**Exercise:** In the listing below, locate the lines bearing the word "methyl". Copy every one of them.

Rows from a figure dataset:
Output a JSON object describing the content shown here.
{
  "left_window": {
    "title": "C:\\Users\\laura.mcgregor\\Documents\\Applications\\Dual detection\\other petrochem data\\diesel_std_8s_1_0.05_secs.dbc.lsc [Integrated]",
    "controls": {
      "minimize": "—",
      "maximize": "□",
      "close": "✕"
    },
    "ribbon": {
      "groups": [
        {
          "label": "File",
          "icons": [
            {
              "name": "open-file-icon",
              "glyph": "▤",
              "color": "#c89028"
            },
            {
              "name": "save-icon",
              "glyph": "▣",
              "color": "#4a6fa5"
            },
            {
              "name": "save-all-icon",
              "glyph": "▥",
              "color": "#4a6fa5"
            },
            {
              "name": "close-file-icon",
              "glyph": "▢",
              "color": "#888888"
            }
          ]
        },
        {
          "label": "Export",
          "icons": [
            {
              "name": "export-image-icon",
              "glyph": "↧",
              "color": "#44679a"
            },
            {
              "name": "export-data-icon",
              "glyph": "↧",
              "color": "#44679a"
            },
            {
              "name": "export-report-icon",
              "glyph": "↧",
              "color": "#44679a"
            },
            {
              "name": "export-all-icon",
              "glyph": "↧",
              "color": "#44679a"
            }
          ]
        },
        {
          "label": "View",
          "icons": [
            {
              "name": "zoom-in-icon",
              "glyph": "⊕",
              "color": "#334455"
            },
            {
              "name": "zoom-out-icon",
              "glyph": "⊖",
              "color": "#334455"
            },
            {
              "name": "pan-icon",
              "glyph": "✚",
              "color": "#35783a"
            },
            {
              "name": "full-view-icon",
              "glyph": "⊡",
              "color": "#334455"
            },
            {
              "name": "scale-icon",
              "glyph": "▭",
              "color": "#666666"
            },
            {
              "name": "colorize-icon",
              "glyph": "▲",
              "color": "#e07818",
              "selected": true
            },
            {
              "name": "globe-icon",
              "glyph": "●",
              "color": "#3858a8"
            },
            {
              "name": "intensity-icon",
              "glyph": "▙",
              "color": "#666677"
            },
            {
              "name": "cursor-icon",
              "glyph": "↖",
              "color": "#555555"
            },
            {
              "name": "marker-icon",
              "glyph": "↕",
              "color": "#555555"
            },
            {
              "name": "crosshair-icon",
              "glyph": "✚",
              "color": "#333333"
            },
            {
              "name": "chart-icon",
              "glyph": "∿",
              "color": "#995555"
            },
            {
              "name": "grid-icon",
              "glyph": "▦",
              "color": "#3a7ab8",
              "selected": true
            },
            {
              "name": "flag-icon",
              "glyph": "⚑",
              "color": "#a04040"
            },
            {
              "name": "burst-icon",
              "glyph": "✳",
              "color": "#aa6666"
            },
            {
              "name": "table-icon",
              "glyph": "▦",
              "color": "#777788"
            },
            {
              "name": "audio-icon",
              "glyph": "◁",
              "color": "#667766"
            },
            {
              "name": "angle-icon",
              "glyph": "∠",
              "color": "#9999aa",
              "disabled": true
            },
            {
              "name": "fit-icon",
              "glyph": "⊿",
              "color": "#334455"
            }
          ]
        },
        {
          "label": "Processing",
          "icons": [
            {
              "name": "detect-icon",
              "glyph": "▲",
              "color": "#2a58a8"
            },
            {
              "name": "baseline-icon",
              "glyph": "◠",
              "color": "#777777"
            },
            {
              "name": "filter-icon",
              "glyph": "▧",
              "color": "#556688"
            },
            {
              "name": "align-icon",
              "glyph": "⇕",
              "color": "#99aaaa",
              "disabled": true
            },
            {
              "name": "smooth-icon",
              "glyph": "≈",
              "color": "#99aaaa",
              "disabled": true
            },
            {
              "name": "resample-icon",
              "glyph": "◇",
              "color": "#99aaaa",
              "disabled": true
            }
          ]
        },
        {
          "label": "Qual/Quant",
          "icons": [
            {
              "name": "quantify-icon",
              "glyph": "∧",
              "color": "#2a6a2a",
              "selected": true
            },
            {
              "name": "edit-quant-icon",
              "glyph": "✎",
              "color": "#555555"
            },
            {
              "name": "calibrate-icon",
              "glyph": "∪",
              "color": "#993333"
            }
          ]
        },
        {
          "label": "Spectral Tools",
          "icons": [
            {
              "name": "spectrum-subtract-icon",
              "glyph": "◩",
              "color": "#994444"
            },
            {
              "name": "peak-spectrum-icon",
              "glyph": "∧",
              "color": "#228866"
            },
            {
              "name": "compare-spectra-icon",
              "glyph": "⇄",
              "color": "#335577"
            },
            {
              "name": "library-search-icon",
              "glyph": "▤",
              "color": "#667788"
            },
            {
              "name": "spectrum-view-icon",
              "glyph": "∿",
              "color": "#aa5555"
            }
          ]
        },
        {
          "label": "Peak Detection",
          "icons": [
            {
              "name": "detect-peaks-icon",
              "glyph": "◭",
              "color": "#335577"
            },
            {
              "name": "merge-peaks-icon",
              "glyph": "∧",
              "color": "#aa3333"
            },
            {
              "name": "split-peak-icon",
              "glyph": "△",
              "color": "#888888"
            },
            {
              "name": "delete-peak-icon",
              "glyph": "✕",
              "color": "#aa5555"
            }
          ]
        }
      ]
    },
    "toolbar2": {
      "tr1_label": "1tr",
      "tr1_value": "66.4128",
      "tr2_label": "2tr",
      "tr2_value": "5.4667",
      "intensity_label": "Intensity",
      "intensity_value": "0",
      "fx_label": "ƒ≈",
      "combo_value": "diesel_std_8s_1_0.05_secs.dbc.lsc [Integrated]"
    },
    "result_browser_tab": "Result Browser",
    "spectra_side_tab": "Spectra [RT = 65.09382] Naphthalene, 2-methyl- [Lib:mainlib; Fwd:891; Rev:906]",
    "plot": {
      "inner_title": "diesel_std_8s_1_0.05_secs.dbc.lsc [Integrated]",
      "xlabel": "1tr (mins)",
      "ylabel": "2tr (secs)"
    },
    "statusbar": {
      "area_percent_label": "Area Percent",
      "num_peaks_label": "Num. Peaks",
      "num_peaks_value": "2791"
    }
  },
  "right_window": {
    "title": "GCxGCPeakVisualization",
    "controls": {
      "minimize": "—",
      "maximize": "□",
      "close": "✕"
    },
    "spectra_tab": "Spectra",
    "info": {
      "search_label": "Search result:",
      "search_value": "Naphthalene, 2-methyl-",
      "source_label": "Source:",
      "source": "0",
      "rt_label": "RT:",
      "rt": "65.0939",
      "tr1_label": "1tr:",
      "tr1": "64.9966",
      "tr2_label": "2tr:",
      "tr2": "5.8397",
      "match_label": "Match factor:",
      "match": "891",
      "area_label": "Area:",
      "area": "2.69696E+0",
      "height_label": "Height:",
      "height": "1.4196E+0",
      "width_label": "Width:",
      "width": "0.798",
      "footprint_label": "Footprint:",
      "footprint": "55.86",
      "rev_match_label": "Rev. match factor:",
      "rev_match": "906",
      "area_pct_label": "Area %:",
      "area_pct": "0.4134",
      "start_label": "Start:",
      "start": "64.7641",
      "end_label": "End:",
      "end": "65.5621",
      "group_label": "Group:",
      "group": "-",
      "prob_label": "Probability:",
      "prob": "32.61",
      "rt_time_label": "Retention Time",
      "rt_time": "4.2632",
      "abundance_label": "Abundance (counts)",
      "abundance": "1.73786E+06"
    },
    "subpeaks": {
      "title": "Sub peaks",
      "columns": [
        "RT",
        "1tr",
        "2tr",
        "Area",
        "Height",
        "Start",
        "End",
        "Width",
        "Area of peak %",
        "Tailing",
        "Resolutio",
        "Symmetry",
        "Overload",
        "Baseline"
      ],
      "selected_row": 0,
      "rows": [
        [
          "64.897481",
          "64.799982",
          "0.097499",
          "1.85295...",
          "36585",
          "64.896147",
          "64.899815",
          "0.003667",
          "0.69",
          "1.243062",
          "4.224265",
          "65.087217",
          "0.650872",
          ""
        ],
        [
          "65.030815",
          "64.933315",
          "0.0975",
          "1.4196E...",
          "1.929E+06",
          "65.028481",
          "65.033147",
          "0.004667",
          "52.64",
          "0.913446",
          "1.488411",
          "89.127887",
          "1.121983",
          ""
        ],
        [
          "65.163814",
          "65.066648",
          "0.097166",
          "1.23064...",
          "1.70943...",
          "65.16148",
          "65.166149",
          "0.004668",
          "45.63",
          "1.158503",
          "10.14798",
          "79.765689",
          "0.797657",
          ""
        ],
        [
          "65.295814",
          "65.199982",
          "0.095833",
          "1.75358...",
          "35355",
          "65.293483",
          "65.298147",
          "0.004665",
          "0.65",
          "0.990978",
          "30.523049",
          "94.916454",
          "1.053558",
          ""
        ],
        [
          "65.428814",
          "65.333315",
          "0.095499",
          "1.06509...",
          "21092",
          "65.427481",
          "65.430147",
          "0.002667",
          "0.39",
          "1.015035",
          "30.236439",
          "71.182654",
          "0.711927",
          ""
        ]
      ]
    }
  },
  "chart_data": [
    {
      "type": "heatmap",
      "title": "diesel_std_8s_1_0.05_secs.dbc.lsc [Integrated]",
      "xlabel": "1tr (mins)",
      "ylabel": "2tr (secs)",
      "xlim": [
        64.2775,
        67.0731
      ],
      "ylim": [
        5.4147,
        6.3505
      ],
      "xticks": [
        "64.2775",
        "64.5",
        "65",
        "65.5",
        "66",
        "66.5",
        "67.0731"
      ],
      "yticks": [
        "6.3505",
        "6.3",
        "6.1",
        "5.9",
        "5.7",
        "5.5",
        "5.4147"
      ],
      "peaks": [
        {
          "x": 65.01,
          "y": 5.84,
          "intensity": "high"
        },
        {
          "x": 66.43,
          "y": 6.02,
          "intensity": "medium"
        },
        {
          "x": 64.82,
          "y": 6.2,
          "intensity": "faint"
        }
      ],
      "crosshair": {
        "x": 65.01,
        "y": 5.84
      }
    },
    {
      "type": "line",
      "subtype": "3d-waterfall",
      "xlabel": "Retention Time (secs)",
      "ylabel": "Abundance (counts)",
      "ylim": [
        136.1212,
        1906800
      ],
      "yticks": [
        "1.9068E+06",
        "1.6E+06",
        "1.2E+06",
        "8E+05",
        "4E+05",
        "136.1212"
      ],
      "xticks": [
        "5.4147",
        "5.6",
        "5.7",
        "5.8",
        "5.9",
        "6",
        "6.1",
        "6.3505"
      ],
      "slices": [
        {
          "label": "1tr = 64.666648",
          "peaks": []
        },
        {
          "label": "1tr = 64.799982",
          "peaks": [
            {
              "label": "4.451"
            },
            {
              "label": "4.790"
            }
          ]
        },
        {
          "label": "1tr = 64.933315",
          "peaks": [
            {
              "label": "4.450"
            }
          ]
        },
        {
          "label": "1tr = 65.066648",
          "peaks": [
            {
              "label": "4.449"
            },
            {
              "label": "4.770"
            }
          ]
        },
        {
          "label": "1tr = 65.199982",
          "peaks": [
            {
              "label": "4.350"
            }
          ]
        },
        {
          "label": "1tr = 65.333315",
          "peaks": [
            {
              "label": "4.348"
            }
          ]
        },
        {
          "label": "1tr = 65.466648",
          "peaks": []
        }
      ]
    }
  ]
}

**Exercise result:**
    "spectra_side_tab": "Spectra [RT = 65.09382] Naphthalene, 2-methyl- [Lib:mainlib; Fwd:891; Rev:906]",
      "search_value": "Naphthalene, 2-methyl-",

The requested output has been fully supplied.